--- Problem statement ---
Search the data for the string "label" and gather each line it is in.

--- Excerpted records ---
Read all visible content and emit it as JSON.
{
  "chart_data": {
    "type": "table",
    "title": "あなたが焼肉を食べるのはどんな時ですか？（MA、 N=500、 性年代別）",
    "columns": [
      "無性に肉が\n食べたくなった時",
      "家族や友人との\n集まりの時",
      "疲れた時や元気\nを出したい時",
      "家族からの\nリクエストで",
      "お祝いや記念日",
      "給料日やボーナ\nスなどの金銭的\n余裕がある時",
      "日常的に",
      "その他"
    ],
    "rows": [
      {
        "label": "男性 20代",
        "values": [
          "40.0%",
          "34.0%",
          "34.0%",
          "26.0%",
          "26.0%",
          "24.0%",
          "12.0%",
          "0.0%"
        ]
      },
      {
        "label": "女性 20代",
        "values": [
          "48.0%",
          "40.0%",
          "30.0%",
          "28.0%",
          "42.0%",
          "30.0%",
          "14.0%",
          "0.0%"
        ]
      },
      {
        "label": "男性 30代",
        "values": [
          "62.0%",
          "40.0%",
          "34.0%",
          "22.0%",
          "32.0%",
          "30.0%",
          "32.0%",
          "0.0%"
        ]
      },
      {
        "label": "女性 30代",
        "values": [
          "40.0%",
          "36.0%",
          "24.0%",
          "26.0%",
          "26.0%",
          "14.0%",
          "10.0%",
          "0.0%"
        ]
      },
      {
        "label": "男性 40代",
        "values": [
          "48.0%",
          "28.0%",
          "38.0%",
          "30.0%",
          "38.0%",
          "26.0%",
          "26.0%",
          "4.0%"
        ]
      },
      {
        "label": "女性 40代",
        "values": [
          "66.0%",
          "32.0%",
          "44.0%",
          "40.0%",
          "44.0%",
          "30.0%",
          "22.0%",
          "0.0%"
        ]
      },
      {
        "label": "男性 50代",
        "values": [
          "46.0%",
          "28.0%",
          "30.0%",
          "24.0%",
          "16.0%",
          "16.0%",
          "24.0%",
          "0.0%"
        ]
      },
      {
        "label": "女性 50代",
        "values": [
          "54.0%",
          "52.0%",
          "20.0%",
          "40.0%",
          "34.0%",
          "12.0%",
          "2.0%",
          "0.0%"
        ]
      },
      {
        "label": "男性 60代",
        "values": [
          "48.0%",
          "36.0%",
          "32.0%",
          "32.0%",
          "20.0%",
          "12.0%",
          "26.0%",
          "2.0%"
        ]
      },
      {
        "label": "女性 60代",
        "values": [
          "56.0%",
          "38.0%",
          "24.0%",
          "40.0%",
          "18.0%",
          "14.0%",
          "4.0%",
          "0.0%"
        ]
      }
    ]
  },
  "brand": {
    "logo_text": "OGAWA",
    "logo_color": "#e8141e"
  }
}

--- The reply ---
        "label": "男性 20代",
        "label": "女性 20代",
        "label": "男性 30代",
        "label": "女性 30代",
        "label": "男性 40代",
        "label": "女性 40代",
        "label": "男性 50代",
        "label": "女性 50代",
        "label": "男性 60代",
        "label": "女性 60代",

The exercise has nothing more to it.